§ **Task to carry out**:
Reproduce the material verbatim, from its first line through the line containing "- section2-heading: 二、同城普通公办学校信息: [92, 535, 230, 549]", with both of those lines included.

(Extracted data entries)
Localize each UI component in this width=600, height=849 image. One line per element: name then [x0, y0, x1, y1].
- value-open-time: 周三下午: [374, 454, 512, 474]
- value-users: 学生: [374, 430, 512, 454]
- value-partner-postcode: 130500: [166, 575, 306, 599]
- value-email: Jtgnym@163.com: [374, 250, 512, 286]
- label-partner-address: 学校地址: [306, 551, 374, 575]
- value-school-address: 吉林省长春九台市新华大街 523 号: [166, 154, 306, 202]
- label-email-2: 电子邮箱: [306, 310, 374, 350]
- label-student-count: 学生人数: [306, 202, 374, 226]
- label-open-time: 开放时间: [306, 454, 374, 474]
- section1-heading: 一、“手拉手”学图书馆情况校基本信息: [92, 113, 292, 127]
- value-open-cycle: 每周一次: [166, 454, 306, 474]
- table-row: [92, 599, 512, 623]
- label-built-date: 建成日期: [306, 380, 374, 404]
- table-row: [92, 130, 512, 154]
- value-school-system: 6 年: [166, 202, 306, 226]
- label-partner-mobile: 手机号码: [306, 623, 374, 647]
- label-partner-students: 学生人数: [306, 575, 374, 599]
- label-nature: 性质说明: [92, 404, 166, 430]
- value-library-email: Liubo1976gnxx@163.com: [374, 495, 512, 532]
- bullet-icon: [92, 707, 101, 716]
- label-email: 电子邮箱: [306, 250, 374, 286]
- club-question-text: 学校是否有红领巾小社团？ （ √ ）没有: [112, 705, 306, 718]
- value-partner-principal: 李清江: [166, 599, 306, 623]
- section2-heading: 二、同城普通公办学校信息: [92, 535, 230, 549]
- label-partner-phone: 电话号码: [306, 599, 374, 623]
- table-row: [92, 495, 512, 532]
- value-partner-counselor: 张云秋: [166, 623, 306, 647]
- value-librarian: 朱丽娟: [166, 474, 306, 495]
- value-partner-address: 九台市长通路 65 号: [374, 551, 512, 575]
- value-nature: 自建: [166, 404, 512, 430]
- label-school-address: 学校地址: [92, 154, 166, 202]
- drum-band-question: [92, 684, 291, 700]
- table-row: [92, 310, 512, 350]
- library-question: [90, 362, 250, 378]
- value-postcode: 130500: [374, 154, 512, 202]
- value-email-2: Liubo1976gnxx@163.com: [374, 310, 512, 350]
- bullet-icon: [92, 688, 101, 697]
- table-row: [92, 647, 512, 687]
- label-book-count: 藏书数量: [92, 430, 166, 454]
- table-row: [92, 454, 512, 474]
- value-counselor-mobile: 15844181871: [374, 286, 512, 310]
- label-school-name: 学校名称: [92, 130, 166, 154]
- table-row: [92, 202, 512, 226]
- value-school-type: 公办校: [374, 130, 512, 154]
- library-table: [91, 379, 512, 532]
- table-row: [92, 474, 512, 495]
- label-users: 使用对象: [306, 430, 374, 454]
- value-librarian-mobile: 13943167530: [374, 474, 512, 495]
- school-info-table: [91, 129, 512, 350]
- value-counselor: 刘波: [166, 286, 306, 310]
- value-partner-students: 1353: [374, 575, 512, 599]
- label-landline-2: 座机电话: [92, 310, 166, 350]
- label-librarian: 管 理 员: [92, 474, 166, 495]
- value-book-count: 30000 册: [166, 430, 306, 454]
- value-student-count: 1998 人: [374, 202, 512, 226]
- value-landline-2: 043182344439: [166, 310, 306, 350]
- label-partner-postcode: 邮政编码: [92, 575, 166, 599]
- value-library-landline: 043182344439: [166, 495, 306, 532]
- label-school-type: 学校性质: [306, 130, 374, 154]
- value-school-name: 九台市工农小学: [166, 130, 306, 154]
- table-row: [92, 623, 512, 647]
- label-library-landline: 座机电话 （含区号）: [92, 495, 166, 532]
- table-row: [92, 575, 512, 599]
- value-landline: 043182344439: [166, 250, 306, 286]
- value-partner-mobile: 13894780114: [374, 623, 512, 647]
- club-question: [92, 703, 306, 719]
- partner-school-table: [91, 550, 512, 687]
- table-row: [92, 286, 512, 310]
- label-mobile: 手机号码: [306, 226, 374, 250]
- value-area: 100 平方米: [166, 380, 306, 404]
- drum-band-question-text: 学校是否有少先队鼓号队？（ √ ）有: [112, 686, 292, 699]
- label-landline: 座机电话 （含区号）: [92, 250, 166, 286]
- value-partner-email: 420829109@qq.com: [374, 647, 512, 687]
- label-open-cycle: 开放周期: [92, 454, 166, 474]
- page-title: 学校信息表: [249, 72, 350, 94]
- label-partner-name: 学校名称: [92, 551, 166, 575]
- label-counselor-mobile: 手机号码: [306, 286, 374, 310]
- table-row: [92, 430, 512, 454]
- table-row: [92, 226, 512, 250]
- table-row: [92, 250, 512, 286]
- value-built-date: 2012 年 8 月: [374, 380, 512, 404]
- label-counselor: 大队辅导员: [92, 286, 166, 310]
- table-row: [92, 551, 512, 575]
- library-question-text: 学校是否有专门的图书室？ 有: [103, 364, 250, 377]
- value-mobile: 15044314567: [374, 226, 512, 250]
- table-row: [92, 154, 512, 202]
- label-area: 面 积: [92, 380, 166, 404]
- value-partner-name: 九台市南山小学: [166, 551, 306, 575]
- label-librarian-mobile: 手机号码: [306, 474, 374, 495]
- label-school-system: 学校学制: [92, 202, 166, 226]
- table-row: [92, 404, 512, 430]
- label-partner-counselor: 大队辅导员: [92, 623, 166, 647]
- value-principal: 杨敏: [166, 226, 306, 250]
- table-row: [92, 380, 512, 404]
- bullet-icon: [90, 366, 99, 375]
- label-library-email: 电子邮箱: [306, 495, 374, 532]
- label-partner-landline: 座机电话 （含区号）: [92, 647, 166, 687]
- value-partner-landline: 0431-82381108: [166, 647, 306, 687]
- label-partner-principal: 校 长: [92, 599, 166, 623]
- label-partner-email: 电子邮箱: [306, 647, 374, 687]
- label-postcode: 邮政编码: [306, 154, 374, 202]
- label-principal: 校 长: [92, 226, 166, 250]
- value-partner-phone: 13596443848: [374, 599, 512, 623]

§ **Expected output**:
Localize each UI component in this width=600, height=849 image. One line per element: name then [x0, y0, x1, y1].
- value-open-time: 周三下午: [374, 454, 512, 474]
- value-users: 学生: [374, 430, 512, 454]
- value-partner-postcode: 130500: [166, 575, 306, 599]
- value-email: Jtgnym@163.com: [374, 250, 512, 286]
- label-partner-address: 学校地址: [306, 551, 374, 575]
- value-school-address: 吉林省长春九台市新华大街 523 号: [166, 154, 306, 202]
- label-email-2: 电子邮箱: [306, 310, 374, 350]
- label-student-count: 学生人数: [306, 202, 374, 226]
- label-open-time: 开放时间: [306, 454, 374, 474]
- section1-heading: 一、“手拉手”学图书馆情况校基本信息: [92, 113, 292, 127]
- value-open-cycle: 每周一次: [166, 454, 306, 474]
- table-row: [92, 599, 512, 623]
- label-built-date: 建成日期: [306, 380, 374, 404]
- table-row: [92, 130, 512, 154]
- value-school-system: 6 年: [166, 202, 306, 226]
- label-partner-mobile: 手机号码: [306, 623, 374, 647]
- label-partner-students: 学生人数: [306, 575, 374, 599]
- label-nature: 性质说明: [92, 404, 166, 430]
- value-library-email: Liubo1976gnxx@163.com: [374, 495, 512, 532]
- bullet-icon: [92, 707, 101, 716]
- label-email: 电子邮箱: [306, 250, 374, 286]
- club-question-text: 学校是否有红领巾小社团？ （ √ ）没有: [112, 705, 306, 718]
- value-partner-principal: 李清江: [166, 599, 306, 623]
- section2-heading: 二、同城普通公办学校信息: [92, 535, 230, 549]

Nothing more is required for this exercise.